Only the lines holding the string "NAME" are needed. Copy each one.

─── Stored rows ───

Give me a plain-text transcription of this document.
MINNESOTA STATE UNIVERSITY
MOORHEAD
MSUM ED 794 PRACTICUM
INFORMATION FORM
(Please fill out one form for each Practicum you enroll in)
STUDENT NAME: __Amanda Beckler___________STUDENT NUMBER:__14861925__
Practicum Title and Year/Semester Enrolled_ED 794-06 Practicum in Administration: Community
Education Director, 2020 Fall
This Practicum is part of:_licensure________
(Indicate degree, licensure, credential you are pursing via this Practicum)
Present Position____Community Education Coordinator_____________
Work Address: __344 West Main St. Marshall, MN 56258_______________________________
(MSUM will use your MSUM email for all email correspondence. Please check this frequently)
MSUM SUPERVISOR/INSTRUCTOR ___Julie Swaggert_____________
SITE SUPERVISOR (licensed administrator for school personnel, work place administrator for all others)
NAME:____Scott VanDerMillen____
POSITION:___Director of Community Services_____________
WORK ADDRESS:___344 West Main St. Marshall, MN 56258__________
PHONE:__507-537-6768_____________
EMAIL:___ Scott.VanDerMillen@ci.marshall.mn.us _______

───

Result:
STUDENT NAME: __Amanda Beckler___________STUDENT NUMBER:__14861925__
NAME:____Scott VanDerMillen____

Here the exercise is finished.